*Stated task*:
Can you pull out each line of the data below that includes the word "ಜನನದಲ"?

*Dataset extract*:
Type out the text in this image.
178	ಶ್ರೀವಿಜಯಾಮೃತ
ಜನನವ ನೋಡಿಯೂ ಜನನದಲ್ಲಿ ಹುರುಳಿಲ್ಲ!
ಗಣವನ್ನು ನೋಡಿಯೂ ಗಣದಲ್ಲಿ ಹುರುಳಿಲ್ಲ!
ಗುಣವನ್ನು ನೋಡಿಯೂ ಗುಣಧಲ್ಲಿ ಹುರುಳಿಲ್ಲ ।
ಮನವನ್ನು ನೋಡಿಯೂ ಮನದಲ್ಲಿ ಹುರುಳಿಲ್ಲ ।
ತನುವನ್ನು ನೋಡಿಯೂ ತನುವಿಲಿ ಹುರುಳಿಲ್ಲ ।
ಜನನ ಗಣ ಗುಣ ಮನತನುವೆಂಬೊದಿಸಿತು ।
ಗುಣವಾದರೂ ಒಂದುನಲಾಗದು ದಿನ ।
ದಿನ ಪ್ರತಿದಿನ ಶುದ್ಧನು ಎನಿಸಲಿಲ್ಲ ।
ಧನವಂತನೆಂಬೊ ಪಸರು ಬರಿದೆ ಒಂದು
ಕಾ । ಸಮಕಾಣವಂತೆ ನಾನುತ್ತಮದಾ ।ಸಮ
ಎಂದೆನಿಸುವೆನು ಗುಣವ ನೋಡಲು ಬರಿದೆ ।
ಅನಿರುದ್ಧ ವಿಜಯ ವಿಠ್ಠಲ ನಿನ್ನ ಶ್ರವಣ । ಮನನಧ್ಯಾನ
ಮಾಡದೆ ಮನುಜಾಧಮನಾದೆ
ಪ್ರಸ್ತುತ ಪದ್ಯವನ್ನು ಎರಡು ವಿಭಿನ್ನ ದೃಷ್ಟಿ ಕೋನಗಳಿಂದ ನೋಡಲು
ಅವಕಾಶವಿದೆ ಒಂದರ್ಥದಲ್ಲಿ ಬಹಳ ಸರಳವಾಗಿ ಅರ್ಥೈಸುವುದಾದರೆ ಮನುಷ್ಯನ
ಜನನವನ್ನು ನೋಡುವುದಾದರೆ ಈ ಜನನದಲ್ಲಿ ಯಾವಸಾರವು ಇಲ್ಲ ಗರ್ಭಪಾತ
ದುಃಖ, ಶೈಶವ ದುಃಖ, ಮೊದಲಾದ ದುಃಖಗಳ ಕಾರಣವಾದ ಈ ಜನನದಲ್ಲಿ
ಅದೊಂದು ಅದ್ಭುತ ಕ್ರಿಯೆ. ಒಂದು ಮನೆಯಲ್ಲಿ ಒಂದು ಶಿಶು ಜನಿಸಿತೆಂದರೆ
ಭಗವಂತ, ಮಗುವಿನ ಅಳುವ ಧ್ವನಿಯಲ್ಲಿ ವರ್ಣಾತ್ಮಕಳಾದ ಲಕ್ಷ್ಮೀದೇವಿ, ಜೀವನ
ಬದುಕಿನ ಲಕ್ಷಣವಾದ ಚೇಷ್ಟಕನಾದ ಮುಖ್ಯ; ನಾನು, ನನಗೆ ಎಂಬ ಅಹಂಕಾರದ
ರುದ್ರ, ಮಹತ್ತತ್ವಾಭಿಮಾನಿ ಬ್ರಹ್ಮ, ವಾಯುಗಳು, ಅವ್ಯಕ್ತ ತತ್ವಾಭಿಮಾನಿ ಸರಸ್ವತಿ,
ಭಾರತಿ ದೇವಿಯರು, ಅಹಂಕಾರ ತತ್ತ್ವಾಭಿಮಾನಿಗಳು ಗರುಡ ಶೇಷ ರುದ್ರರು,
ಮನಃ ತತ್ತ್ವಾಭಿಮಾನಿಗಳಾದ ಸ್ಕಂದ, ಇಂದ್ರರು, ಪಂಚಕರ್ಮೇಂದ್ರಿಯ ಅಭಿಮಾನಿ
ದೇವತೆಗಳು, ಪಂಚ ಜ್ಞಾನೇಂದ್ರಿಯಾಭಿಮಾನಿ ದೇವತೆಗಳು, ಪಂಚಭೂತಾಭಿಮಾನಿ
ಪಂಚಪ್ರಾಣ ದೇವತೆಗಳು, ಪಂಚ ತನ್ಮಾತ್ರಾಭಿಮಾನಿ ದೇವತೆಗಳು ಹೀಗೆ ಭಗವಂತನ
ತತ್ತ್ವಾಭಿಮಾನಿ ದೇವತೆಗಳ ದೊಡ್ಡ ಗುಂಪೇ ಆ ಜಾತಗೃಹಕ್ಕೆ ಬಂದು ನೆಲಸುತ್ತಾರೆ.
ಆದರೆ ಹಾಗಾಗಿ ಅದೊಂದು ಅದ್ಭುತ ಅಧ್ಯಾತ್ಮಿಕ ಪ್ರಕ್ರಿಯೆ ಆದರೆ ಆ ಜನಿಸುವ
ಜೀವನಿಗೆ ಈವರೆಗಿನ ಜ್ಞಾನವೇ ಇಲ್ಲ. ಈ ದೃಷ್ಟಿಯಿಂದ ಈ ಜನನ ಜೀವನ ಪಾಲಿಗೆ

*The reply*:
ಜನನವ ನೋಡಿಯೂ ಜನನದಲ್ಲಿ ಹುರುಳಿಲ್ಲ!
ಜನನವನ್ನು ನೋಡುವುದಾದರೆ ಈ ಜನನದಲ್ಲಿ ಯಾವಸಾರವು ಇಲ್ಲ ಗರ್ಭಪಾತ
ದುಃಖ, ಶೈಶವ ದುಃಖ, ಮೊದಲಾದ ದುಃಖಗಳ ಕಾರಣವಾದ ಈ ಜನನದಲ್ಲಿ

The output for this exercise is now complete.